◆ Challenge:
Among the lines of this listing, determine how many contain the string "name". Answer with the number only.

◆ Records shown:
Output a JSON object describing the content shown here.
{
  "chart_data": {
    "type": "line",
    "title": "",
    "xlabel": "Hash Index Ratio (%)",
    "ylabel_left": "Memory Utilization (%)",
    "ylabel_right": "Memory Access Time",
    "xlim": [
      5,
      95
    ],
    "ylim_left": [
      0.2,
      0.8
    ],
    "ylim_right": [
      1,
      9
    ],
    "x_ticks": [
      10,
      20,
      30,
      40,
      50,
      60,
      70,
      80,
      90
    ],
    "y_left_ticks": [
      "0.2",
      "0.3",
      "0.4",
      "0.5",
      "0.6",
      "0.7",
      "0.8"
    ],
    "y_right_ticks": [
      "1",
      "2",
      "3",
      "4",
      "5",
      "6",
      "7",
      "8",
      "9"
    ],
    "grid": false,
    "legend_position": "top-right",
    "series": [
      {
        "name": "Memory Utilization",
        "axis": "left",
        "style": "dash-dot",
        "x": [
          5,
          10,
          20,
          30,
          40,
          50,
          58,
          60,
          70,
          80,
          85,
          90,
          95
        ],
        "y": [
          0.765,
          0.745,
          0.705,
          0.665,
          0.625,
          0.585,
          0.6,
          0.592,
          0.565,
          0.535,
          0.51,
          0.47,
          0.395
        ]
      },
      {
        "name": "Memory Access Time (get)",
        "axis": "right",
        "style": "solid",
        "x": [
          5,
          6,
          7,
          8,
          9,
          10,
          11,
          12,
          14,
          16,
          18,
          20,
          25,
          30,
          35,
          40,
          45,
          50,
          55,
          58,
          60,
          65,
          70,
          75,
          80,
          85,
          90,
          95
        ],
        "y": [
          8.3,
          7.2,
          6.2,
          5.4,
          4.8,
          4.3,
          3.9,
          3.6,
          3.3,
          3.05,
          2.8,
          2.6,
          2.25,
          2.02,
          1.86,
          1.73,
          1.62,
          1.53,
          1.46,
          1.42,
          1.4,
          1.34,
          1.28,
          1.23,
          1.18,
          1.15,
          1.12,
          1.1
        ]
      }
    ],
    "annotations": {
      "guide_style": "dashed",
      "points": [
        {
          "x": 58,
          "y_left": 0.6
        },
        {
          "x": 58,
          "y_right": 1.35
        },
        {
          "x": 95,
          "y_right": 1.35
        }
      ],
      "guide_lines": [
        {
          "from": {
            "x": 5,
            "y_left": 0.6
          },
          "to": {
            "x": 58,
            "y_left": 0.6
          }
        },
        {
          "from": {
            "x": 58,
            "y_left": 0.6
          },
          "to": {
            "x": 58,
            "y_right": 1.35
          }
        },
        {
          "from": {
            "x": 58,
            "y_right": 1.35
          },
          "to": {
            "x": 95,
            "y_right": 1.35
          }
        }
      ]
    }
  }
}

◆ Task answer:
2